Hands-on data engineering projects covering batch and real-time pipelines on AWS with Snowflake.
Batch ETL pipeline that ingests cryptocurrency market data from the CoinGecko API every 5 minutes and transforms it with AWS Lambda. Two loading variants are documented: Snowpipe auto-ingest into Snowflake landing tables, and an AWS-only path that catalogs the transformed CSVs in Glue and queries them with Athena.
Stack: Python · Terraform · S3 · Lambda · EventBridge · Glue · Athena · SQS · Snowpipe · Snowflake
Real-time streaming pipeline that processes Air Quality Index data through two parallel workflows — raw archival via Firehose and analytical processing via Apache Flink.
Stack: Python · Terraform · S3 · Lambda · Kinesis Data Streams · Firehose · Flink · Glue · Athena · CloudWatch · Grafana
End-to-end real-time pipeline that ingests NYC taxi ride data via Kafka, delivers to S3 through Firehose, transforms with Glue and EMR Serverless (star schema), catalogs with Athena, and models with dbt. Orchestrated by Step Functions and EventBridge.

[Bounding box entries]
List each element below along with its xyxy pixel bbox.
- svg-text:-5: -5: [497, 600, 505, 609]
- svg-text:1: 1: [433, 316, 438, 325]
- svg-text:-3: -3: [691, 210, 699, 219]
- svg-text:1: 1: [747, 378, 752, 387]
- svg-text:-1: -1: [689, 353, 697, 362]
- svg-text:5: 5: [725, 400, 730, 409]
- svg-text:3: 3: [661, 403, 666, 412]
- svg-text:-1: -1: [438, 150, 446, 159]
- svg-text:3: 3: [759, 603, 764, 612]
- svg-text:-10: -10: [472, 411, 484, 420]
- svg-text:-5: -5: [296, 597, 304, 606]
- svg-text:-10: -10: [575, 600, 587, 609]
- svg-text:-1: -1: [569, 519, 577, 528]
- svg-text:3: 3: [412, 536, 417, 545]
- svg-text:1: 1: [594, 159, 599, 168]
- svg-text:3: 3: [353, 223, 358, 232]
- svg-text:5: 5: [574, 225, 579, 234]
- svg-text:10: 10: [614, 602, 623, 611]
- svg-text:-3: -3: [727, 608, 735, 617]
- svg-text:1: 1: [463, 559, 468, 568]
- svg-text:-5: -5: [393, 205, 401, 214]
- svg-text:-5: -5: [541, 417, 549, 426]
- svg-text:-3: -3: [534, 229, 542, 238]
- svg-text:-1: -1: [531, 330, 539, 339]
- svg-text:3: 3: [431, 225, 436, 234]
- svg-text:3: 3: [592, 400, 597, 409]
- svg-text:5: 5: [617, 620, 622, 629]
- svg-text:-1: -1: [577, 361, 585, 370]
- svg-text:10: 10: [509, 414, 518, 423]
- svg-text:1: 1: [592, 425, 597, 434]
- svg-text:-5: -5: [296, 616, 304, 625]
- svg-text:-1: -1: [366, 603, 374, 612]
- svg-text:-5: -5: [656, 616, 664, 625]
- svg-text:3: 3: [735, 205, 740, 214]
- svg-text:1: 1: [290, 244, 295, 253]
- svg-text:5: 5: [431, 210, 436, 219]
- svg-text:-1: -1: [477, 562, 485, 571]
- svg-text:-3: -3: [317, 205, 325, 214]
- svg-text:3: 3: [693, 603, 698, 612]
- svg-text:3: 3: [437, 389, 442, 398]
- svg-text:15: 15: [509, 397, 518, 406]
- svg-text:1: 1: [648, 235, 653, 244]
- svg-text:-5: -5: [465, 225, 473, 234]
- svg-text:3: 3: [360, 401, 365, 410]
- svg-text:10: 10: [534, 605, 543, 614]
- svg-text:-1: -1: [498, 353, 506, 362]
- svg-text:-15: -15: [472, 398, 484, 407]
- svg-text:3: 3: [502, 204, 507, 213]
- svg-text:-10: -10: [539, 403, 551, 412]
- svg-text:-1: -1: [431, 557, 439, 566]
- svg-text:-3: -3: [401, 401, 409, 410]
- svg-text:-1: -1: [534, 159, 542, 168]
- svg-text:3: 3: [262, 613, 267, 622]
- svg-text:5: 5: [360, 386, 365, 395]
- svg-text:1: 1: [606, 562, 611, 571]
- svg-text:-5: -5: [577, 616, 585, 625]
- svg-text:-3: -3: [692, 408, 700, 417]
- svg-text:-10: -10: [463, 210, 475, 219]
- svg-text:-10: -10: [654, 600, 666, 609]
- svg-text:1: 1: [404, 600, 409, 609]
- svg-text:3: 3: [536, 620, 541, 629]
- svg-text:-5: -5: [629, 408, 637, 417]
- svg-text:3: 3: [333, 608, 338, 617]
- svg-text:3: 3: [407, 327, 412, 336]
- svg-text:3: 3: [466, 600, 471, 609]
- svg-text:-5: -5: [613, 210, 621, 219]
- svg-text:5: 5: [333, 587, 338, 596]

Exercise brief
Answer these questions using the project overview:
1. How often does the batch pipeline pull cryptocurrency market data from the CoinGecko API?
2. What are the two parallel workflows in the Air Quality Index streaming pipeline?
3. Which tool models the NYC taxi ride data?
The listing above is material kept apart from the project overview.

Written answer
1. Every 5 minutes.
2. Raw archival via Firehose and analytical processing via Apache Flink.
3. dbt.